## [What is expected]
Output the material below in full, exactly as it is.

━━━━━━━━

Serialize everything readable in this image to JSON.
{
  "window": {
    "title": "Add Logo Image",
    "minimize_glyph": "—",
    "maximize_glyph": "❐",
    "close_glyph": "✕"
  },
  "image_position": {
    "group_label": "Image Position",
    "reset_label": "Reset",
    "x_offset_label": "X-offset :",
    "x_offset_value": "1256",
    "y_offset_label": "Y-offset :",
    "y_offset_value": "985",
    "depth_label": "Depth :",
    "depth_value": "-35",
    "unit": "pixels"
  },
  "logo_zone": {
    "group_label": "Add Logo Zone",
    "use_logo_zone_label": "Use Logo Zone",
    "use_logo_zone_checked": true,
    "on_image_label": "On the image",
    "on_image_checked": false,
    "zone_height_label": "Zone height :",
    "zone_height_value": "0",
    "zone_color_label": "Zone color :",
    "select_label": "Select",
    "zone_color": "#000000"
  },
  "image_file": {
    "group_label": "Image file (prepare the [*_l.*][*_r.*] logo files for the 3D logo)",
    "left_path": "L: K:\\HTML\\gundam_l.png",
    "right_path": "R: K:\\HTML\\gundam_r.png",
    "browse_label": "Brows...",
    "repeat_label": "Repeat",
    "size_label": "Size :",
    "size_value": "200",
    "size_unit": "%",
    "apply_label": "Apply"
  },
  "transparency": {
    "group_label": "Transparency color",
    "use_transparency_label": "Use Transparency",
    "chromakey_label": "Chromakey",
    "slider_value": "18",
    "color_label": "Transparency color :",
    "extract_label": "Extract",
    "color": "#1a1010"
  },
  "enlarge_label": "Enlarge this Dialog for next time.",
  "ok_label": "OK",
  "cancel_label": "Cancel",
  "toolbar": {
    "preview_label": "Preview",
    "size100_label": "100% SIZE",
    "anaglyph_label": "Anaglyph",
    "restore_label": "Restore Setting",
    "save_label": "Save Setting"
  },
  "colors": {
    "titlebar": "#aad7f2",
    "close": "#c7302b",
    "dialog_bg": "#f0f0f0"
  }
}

━━━━━━━━

## [Result]
Serialize everything readable in this image to JSON.
{
  "window": {
    "title": "Add Logo Image",
    "minimize_glyph": "—",
    "maximize_glyph": "❐",
    "close_glyph": "✕"
  },
  "image_position": {
    "group_label": "Image Position",
    "reset_label": "Reset",
    "x_offset_label": "X-offset :",
    "x_offset_value": "1256",
    "y_offset_label": "Y-offset :",
    "y_offset_value": "985",
    "depth_label": "Depth :",
    "depth_value": "-35",
    "unit": "pixels"
  },
  "logo_zone": {
    "group_label": "Add Logo Zone",
    "use_logo_zone_label": "Use Logo Zone",
    "use_logo_zone_checked": true,
    "on_image_label": "On the image",
    "on_image_checked": false,
    "zone_height_label": "Zone height :",
    "zone_height_value": "0",
    "zone_color_label": "Zone color :",
    "select_label": "Select",
    "zone_color": "#000000"
  },
  "image_file": {
    "group_label": "Image file (prepare the [*_l.*][*_r.*] logo files for the 3D logo)",
    "left_path": "L: K:\\HTML\\gundam_l.png",
    "right_path": "R: K:\\HTML\\gundam_r.png",
    "browse_label": "Brows...",
    "repeat_label": "Repeat",
    "size_label": "Size :",
    "size_value": "200",
    "size_unit": "%",
    "apply_label": "Apply"
  },
  "transparency": {
    "group_label": "Transparency color",
    "use_transparency_label": "Use Transparency",
    "chromakey_label": "Chromakey",
    "slider_value": "18",
    "color_label": "Transparency color :",
    "extract_label": "Extract",
    "color": "#1a1010"
  },
  "enlarge_label": "Enlarge this Dialog for next time.",
  "ok_label": "OK",
  "cancel_label": "Cancel",
  "toolbar": {
    "preview_label": "Preview",
    "size100_label": "100% SIZE",
    "anaglyph_label": "Anaglyph",
    "restore_label": "Restore Setting",
    "save_label": "Save Setting"
  },
  "colors": {
    "titlebar": "#aad7f2",
    "close": "#c7302b",
    "dialog_bg": "#f0f0f0"
  }
}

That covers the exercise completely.